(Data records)
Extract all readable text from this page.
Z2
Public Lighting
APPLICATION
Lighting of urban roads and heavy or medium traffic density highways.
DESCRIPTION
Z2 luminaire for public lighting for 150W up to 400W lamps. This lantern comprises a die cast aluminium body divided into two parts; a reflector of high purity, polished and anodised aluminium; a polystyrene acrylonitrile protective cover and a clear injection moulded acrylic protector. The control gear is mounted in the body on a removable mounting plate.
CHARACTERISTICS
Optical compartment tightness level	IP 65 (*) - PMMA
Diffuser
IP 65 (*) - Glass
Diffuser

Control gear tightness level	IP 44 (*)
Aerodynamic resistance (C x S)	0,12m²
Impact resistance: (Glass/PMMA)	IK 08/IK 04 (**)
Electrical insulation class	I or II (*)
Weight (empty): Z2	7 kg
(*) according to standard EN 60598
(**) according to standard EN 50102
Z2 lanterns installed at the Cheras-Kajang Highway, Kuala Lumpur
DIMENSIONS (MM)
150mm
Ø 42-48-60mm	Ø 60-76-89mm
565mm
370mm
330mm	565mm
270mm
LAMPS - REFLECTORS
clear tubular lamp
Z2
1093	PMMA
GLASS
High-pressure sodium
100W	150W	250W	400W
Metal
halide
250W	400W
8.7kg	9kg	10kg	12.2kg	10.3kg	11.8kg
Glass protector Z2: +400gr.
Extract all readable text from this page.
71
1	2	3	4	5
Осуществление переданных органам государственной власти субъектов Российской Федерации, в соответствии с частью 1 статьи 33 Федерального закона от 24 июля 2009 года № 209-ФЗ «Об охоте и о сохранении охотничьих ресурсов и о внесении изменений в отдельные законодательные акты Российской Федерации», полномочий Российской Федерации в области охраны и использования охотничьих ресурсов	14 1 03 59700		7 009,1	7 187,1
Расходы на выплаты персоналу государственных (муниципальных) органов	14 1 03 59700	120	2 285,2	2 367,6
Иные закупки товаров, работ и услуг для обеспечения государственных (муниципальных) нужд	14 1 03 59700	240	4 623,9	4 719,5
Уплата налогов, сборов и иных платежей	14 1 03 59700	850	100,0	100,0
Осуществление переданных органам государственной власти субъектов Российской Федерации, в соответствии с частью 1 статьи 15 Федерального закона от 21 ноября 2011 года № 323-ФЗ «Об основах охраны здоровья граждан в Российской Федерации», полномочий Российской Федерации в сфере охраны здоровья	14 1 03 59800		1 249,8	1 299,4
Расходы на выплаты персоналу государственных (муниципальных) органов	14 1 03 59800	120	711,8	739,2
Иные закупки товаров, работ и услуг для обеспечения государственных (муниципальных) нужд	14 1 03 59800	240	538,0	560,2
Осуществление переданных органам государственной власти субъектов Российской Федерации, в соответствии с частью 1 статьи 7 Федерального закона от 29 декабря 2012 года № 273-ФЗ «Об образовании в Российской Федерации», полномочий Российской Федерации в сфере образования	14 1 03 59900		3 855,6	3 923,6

**PROBLEM REQUIREMENTS**
Look for lines containing the string "Федерального" and copy them all.

**EXERCISE ANSWER**
Осуществление переданных органам государственной власти субъектов Российской Федерации, в соответствии с частью 1 статьи 33 Федерального закона от 24 июля 2009 года № 209-ФЗ «Об охоте и о сохранении охотничьих ресурсов и о внесении изменений в отдельные законодательные акты Российской Федерации», полномочий Российской Федерации в области охраны и использования охотничьих ресурсов	14 1 03 59700		7 009,1	7 187,1
Осуществление переданных органам государственной власти субъектов Российской Федерации, в соответствии с частью 1 статьи 15 Федерального закона от 21 ноября 2011 года № 323-ФЗ «Об основах охраны здоровья граждан в Российской Федерации», полномочий Российской Федерации в сфере охраны здоровья	14 1 03 59800		1 249,8	1 299,4
Осуществление переданных органам государственной власти субъектов Российской Федерации, в соответствии с частью 1 статьи 7 Федерального закона от 29 декабря 2012 года № 273-ФЗ «Об образовании в Российской Федерации», полномочий Российской Федерации в сфере образования	14 1 03 59900		3 855,6	3 923,6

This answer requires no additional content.